- **WORK INSTRUCTIONS**
Rewrite the data below, changing every "watermark-text" to "watermark-caption" and keeping all other text the same.

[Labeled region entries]
---

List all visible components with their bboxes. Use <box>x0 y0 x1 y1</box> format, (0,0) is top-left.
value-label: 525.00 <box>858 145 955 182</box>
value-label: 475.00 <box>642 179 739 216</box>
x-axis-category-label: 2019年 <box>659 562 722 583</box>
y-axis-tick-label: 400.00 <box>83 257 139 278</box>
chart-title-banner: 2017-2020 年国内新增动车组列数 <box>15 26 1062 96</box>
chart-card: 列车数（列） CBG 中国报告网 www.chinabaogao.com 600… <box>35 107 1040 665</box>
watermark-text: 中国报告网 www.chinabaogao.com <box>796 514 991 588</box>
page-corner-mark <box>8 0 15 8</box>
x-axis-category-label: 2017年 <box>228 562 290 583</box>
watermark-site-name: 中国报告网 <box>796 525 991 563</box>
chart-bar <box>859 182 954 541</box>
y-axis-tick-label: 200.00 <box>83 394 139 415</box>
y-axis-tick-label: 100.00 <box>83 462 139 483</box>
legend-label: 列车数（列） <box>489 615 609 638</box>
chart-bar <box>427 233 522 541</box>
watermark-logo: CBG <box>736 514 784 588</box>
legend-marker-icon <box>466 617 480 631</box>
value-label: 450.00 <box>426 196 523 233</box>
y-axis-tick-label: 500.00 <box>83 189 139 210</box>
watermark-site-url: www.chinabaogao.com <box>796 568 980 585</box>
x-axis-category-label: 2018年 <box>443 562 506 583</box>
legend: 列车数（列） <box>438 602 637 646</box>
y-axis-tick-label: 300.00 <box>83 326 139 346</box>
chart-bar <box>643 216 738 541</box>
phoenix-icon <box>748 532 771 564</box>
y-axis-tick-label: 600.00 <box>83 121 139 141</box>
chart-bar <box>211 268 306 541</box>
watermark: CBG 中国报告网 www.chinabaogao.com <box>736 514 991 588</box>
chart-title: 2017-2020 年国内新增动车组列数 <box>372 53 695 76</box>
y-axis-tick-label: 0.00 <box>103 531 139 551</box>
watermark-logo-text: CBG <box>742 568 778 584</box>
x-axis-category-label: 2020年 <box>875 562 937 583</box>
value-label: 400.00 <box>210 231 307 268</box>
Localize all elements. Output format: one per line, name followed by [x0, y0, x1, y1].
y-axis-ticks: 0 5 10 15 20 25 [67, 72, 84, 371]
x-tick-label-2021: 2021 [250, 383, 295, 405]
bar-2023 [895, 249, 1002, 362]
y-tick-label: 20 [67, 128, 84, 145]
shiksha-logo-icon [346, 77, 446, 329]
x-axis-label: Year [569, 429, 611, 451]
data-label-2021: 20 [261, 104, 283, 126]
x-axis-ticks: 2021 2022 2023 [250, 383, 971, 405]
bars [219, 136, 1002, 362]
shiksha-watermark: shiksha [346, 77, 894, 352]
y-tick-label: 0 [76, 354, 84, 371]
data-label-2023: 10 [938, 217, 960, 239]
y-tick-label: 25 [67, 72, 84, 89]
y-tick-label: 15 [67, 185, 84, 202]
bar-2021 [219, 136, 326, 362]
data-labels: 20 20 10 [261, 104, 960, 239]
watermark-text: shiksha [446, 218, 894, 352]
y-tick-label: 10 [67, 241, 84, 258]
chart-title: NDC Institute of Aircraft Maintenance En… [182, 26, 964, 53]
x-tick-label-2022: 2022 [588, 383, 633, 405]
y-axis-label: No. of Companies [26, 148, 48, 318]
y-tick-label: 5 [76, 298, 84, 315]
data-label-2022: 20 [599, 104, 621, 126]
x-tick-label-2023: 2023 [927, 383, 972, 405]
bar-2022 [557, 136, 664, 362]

---

- **ANSWER BELOW**
List all visible components with their bboxes. Use <box>x0 y0 x1 y1</box> format, (0,0) is top-left.
value-label: 525.00 <box>858 145 955 182</box>
value-label: 475.00 <box>642 179 739 216</box>
x-axis-category-label: 2019年 <box>659 562 722 583</box>
y-axis-tick-label: 400.00 <box>83 257 139 278</box>
chart-title-banner: 2017-2020 年国内新增动车组列数 <box>15 26 1062 96</box>
chart-card: 列车数（列） CBG 中国报告网 www.chinabaogao.com 600… <box>35 107 1040 665</box>
watermark-caption: 中国报告网 www.chinabaogao.com <box>796 514 991 588</box>
page-corner-mark <box>8 0 15 8</box>
x-axis-category-label: 2017年 <box>228 562 290 583</box>
watermark-site-name: 中国报告网 <box>796 525 991 563</box>
chart-bar <box>859 182 954 541</box>
y-axis-tick-label: 200.00 <box>83 394 139 415</box>
y-axis-tick-label: 100.00 <box>83 462 139 483</box>
legend-label: 列车数（列） <box>489 615 609 638</box>
chart-bar <box>427 233 522 541</box>
watermark-logo: CBG <box>736 514 784 588</box>
legend-marker-icon <box>466 617 480 631</box>
value-label: 450.00 <box>426 196 523 233</box>
y-axis-tick-label: 500.00 <box>83 189 139 210</box>
watermark-site-url: www.chinabaogao.com <box>796 568 980 585</box>
x-axis-category-label: 2018年 <box>443 562 506 583</box>
legend: 列车数（列） <box>438 602 637 646</box>
y-axis-tick-label: 300.00 <box>83 326 139 346</box>
chart-bar <box>643 216 738 541</box>
phoenix-icon <box>748 532 771 564</box>
y-axis-tick-label: 600.00 <box>83 121 139 141</box>
chart-bar <box>211 268 306 541</box>
watermark: CBG 中国报告网 www.chinabaogao.com <box>736 514 991 588</box>
chart-title: 2017-2020 年国内新增动车组列数 <box>372 53 695 76</box>
y-axis-tick-label: 0.00 <box>103 531 139 551</box>
watermark-logo-text: CBG <box>742 568 778 584</box>
x-axis-category-label: 2020年 <box>875 562 937 583</box>
value-label: 400.00 <box>210 231 307 268</box>
Localize all elements. Output format: one per line, name followed by [x0, y0, x1, y1].
y-axis-ticks: 0 5 10 15 20 25 [67, 72, 84, 371]
x-tick-label-2021: 2021 [250, 383, 295, 405]
bar-2023 [895, 249, 1002, 362]
y-tick-label: 20 [67, 128, 84, 145]
shiksha-logo-icon [346, 77, 446, 329]
x-axis-label: Year [569, 429, 611, 451]
data-label-2021: 20 [261, 104, 283, 126]
x-axis-ticks: 2021 2022 2023 [250, 383, 971, 405]
bars [219, 136, 1002, 362]
shiksha-watermark: shiksha [346, 77, 894, 352]
y-tick-label: 0 [76, 354, 84, 371]
data-label-2023: 10 [938, 217, 960, 239]
y-tick-label: 25 [67, 72, 84, 89]
y-tick-label: 15 [67, 185, 84, 202]
bar-2021 [219, 136, 326, 362]
data-labels: 20 20 10 [261, 104, 960, 239]
watermark-caption: shiksha [446, 218, 894, 352]
y-tick-label: 10 [67, 241, 84, 258]
chart-title: NDC Institute of Aircraft Maintenance En… [182, 26, 964, 53]
x-tick-label-2022: 2022 [588, 383, 633, 405]
y-axis-label: No. of Companies [26, 148, 48, 318]
y-tick-label: 5 [76, 298, 84, 315]
data-label-2022: 20 [599, 104, 621, 126]
x-tick-label-2023: 2023 [927, 383, 972, 405]
bar-2022 [557, 136, 664, 362]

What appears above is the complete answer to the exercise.